- Problem to work on -
Retype the whole listing verbatim and keep the pictures out of it.

- Record list -
——

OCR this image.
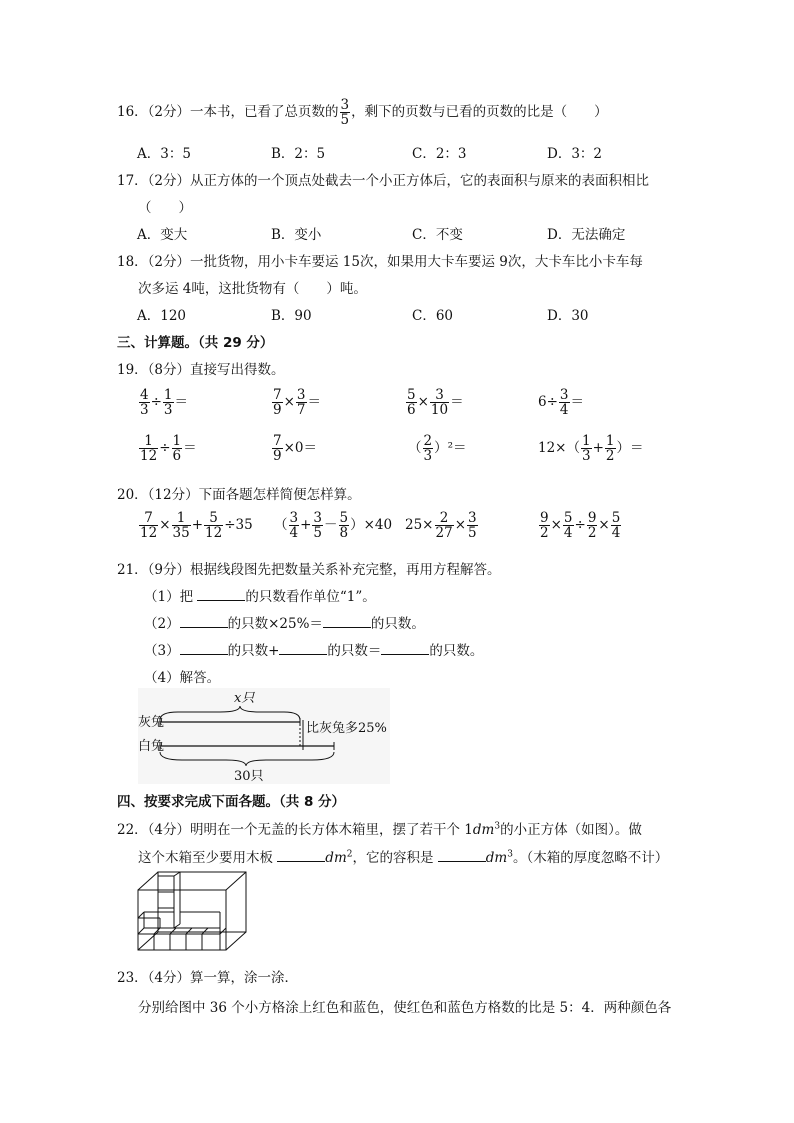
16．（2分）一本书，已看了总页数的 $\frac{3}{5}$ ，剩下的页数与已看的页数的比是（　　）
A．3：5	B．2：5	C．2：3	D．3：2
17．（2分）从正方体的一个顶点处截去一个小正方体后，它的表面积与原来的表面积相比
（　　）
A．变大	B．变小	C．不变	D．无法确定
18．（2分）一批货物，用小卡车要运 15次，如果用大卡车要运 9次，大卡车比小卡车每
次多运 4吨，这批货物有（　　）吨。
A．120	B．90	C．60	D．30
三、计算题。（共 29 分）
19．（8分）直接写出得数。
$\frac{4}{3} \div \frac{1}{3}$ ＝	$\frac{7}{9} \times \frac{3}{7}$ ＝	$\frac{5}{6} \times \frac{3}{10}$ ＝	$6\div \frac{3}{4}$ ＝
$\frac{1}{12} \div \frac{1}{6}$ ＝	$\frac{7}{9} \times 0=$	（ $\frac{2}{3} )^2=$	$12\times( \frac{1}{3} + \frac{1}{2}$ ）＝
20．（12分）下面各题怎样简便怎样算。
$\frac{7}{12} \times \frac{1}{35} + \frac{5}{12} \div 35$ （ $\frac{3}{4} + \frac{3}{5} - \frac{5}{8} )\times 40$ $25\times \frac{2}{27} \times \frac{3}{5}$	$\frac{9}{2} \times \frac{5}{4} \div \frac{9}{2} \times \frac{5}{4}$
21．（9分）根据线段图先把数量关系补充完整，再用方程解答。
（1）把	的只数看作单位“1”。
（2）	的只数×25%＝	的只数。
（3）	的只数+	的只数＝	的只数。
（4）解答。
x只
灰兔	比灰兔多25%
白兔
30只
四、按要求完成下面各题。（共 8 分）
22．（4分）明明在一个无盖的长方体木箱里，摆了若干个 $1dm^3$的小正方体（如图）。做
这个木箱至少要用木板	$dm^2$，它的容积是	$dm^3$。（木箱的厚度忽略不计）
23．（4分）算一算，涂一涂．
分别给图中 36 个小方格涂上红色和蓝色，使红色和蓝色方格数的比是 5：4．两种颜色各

——

- Result for this task -
OCR this image.
16．（2分）一本书，已看了总页数的 $\frac{3}{5}$ ，剩下的页数与已看的页数的比是（　　）
A．3：5	B．2：5	C．2：3	D．3：2
17．（2分）从正方体的一个顶点处截去一个小正方体后，它的表面积与原来的表面积相比
（　　）
A．变大	B．变小	C．不变	D．无法确定
18．（2分）一批货物，用小卡车要运 15次，如果用大卡车要运 9次，大卡车比小卡车每
次多运 4吨，这批货物有（　　）吨。
A．120	B．90	C．60	D．30
三、计算题。（共 29 分）
19．（8分）直接写出得数。
$\frac{4}{3} \div \frac{1}{3}$ ＝	$\frac{7}{9} \times \frac{3}{7}$ ＝	$\frac{5}{6} \times \frac{3}{10}$ ＝	$6\div \frac{3}{4}$ ＝
$\frac{1}{12} \div \frac{1}{6}$ ＝	$\frac{7}{9} \times 0=$	（ $\frac{2}{3} )^2=$	$12\times( \frac{1}{3} + \frac{1}{2}$ ）＝
20．（12分）下面各题怎样简便怎样算。
$\frac{7}{12} \times \frac{1}{35} + \frac{5}{12} \div 35$ （ $\frac{3}{4} + \frac{3}{5} - \frac{5}{8} )\times 40$ $25\times \frac{2}{27} \times \frac{3}{5}$	$\frac{9}{2} \times \frac{5}{4} \div \frac{9}{2} \times \frac{5}{4}$
21．（9分）根据线段图先把数量关系补充完整，再用方程解答。
（1）把	的只数看作单位“1”。
（2）	的只数×25%＝	的只数。
（3）	的只数+	的只数＝	的只数。
（4）解答。
x只
灰兔	比灰兔多25%
白兔
30只
四、按要求完成下面各题。（共 8 分）
22．（4分）明明在一个无盖的长方体木箱里，摆了若干个 $1dm^3$的小正方体（如图）。做
这个木箱至少要用木板	$dm^2$，它的容积是	$dm^3$。（木箱的厚度忽略不计）
23．（4分）算一算，涂一涂．
分别给图中 36 个小方格涂上红色和蓝色，使红色和蓝色方格数的比是 5：4．两种颜色各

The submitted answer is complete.